WORK TO COMPLETE:
Locate the lines of the listing below that hold "Number", then copy each of them.

____ RECORDS FOR PROCESSING

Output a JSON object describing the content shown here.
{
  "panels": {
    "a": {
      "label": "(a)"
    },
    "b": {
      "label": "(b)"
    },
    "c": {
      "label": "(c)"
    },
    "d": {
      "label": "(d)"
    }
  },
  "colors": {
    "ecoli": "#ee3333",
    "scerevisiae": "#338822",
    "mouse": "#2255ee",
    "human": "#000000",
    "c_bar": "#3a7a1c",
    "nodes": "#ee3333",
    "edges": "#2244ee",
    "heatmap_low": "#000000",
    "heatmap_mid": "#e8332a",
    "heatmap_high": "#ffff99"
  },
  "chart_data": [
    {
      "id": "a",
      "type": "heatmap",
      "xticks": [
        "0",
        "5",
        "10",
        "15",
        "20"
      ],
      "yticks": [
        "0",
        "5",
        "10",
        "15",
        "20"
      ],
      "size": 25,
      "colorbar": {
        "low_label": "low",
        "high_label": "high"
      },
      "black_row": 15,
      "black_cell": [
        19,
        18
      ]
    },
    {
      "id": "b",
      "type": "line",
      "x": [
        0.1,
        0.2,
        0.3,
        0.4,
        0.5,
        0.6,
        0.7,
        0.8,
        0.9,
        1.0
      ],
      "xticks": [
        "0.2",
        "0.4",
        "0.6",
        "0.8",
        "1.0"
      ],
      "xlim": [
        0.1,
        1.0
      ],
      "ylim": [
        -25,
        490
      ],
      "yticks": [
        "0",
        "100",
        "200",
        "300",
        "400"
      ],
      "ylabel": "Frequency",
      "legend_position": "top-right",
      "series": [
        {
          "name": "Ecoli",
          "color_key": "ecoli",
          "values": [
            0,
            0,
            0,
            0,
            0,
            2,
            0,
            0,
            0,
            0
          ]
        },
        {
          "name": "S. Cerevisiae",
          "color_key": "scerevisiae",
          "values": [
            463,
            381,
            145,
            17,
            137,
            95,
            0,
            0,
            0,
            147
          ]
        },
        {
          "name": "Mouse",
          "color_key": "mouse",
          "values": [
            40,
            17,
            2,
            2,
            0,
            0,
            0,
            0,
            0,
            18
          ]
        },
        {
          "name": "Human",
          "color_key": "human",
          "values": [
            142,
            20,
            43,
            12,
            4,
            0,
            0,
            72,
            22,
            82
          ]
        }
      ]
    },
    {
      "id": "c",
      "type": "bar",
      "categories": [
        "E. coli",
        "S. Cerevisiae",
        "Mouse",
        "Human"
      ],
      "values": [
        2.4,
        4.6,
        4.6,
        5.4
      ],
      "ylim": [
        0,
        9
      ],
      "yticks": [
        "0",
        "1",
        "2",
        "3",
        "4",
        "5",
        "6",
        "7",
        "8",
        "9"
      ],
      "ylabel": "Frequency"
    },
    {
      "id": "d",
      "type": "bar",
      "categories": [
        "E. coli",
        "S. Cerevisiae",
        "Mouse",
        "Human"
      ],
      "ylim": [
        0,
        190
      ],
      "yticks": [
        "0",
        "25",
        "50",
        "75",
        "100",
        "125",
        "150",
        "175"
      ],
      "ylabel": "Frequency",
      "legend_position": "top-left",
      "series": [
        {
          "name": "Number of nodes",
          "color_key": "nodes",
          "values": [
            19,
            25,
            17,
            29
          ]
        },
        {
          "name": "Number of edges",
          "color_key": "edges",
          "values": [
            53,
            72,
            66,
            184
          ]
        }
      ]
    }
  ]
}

________
____ RECORDS FOR PROCESSING

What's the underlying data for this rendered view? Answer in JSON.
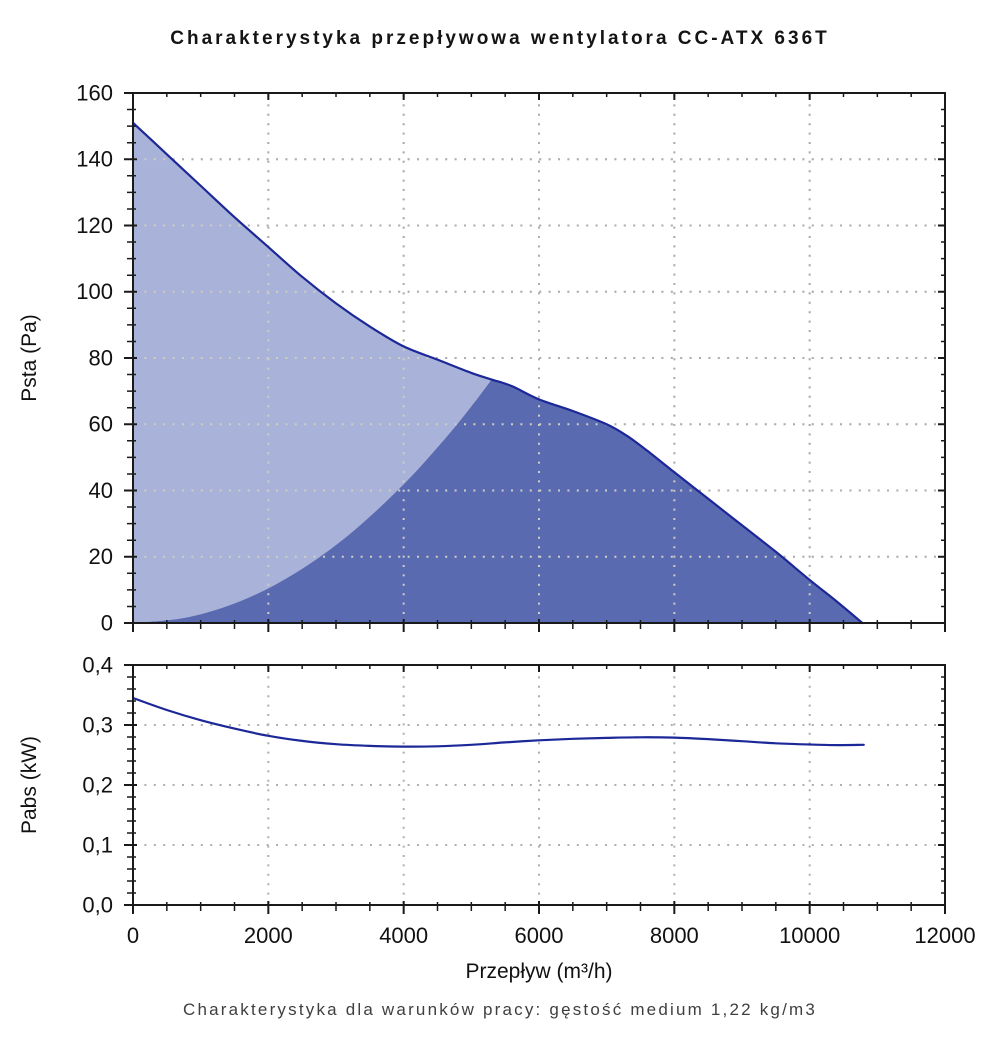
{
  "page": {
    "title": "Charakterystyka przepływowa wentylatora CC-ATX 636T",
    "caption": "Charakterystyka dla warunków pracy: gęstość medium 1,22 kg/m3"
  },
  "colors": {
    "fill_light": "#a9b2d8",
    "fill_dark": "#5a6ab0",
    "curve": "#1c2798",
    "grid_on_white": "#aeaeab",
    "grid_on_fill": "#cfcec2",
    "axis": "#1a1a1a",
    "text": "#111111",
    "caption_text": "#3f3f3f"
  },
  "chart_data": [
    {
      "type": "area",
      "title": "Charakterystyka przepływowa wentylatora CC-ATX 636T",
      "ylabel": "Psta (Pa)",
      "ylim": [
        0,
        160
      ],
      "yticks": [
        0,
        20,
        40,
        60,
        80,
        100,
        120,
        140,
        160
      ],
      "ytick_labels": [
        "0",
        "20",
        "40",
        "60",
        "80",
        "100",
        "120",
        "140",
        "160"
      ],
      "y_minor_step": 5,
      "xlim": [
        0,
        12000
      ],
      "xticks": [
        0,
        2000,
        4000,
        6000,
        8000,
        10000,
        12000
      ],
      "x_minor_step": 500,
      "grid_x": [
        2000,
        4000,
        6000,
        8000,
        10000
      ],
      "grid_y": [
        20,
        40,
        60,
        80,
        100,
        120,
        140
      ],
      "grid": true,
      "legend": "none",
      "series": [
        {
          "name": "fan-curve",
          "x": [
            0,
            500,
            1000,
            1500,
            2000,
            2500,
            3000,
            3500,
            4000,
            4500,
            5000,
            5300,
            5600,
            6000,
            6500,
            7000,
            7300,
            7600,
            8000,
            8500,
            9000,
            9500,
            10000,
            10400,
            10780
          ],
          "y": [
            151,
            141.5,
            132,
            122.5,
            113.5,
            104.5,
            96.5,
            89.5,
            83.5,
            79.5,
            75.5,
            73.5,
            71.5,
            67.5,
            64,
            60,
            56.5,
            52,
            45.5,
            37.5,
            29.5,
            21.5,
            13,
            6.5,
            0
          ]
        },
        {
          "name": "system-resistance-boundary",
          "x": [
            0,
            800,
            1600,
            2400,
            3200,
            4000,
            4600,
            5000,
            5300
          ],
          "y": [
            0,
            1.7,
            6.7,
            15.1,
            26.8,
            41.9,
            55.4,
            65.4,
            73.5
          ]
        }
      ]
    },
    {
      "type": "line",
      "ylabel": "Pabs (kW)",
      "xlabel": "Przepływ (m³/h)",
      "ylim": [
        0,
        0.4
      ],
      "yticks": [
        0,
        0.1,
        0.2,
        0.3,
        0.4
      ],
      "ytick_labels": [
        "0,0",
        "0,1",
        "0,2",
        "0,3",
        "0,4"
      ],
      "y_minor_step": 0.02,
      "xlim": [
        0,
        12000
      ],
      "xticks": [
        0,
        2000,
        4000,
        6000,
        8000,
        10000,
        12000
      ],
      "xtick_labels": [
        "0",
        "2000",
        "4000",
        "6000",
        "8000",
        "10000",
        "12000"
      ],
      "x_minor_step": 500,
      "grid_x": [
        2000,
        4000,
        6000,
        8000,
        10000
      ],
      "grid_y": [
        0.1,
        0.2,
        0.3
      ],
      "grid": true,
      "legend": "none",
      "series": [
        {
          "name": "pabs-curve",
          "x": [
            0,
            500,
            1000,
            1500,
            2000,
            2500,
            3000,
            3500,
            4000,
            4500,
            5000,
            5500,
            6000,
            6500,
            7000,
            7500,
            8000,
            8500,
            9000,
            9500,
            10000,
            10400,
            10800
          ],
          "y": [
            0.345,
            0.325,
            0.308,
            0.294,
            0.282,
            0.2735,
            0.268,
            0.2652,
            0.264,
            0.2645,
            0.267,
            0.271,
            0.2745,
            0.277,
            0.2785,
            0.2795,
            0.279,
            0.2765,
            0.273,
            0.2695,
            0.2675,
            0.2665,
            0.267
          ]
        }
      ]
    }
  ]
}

________

TASK OUTPUT:
          "name": "Number of nodes",
          "name": "Number of edges",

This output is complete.